= AIM =
Reproduce the material in full, exactly as written.

= WORKING DATA =

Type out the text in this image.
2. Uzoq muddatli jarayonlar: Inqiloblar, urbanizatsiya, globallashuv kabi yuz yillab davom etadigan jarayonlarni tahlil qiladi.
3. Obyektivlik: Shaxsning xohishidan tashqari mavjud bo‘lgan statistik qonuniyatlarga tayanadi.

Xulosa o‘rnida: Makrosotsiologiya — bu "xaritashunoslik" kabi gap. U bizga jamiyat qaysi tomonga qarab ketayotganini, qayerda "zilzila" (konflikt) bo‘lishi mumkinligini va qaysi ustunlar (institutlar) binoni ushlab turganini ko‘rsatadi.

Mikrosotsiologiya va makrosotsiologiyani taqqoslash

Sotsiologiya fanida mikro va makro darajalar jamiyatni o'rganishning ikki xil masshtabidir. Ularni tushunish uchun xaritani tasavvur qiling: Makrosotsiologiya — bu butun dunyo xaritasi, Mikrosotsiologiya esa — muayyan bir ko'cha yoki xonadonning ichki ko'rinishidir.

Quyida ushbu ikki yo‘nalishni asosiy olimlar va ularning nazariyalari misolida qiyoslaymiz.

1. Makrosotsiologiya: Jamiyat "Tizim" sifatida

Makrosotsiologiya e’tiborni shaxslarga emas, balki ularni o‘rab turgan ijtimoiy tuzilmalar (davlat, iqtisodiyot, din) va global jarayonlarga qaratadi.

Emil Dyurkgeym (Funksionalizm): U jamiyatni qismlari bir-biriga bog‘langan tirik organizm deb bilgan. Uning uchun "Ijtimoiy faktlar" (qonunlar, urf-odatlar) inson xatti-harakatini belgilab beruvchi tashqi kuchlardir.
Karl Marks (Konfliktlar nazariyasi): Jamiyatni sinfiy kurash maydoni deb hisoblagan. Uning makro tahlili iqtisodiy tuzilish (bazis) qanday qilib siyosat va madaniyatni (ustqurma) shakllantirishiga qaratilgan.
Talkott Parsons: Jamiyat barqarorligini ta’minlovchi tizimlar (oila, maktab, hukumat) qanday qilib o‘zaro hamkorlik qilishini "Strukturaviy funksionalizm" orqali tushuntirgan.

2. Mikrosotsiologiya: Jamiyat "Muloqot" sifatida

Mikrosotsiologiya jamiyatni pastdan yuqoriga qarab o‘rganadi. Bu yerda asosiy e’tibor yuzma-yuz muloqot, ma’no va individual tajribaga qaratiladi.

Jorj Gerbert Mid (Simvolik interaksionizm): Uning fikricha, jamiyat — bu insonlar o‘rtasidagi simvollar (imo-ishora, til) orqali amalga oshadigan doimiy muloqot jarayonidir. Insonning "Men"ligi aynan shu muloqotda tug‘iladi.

= RESPONSE FOR THIS EXERCISE =
Type out the text in this image.
2. Uzoq muddatli jarayonlar: Inqiloblar, urbanizatsiya, globallashuv kabi yuz yillab davom etadigan jarayonlarni tahlil qiladi.
3. Obyektivlik: Shaxsning xohishidan tashqari mavjud bo‘lgan statistik qonuniyatlarga tayanadi.

Xulosa o‘rnida: Makrosotsiologiya — bu "xaritashunoslik" kabi gap. U bizga jamiyat qaysi tomonga qarab ketayotganini, qayerda "zilzila" (konflikt) bo‘lishi mumkinligini va qaysi ustunlar (institutlar) binoni ushlab turganini ko‘rsatadi.

Mikrosotsiologiya va makrosotsiologiyani taqqoslash

Sotsiologiya fanida mikro va makro darajalar jamiyatni o'rganishning ikki xil masshtabidir. Ularni tushunish uchun xaritani tasavvur qiling: Makrosotsiologiya — bu butun dunyo xaritasi, Mikrosotsiologiya esa — muayyan bir ko'cha yoki xonadonning ichki ko'rinishidir.

Quyida ushbu ikki yo‘nalishni asosiy olimlar va ularning nazariyalari misolida qiyoslaymiz.

1. Makrosotsiologiya: Jamiyat "Tizim" sifatida

Makrosotsiologiya e’tiborni shaxslarga emas, balki ularni o‘rab turgan ijtimoiy tuzilmalar (davlat, iqtisodiyot, din) va global jarayonlarga qaratadi.

Emil Dyurkgeym (Funksionalizm): U jamiyatni qismlari bir-biriga bog‘langan tirik organizm deb bilgan. Uning uchun "Ijtimoiy faktlar" (qonunlar, urf-odatlar) inson xatti-harakatini belgilab beruvchi tashqi kuchlardir.
Karl Marks (Konfliktlar nazariyasi): Jamiyatni sinfiy kurash maydoni deb hisoblagan. Uning makro tahlili iqtisodiy tuzilish (bazis) qanday qilib siyosat va madaniyatni (ustqurma) shakllantirishiga qaratilgan.
Talkott Parsons: Jamiyat barqarorligini ta’minlovchi tizimlar (oila, maktab, hukumat) qanday qilib o‘zaro hamkorlik qilishini "Strukturaviy funksionalizm" orqali tushuntirgan.

2. Mikrosotsiologiya: Jamiyat "Muloqot" sifatida

Mikrosotsiologiya jamiyatni pastdan yuqoriga qarab o‘rganadi. Bu yerda asosiy e’tibor yuzma-yuz muloqot, ma’no va individual tajribaga qaratiladi.

Jorj Gerbert Mid (Simvolik interaksionizm): Uning fikricha, jamiyat — bu insonlar o‘rtasidagi simvollar (imo-ishora, til) orqali amalga oshadigan doimiy muloqot jarayonidir. Insonning "Men"ligi aynan shu muloqotda tug‘iladi.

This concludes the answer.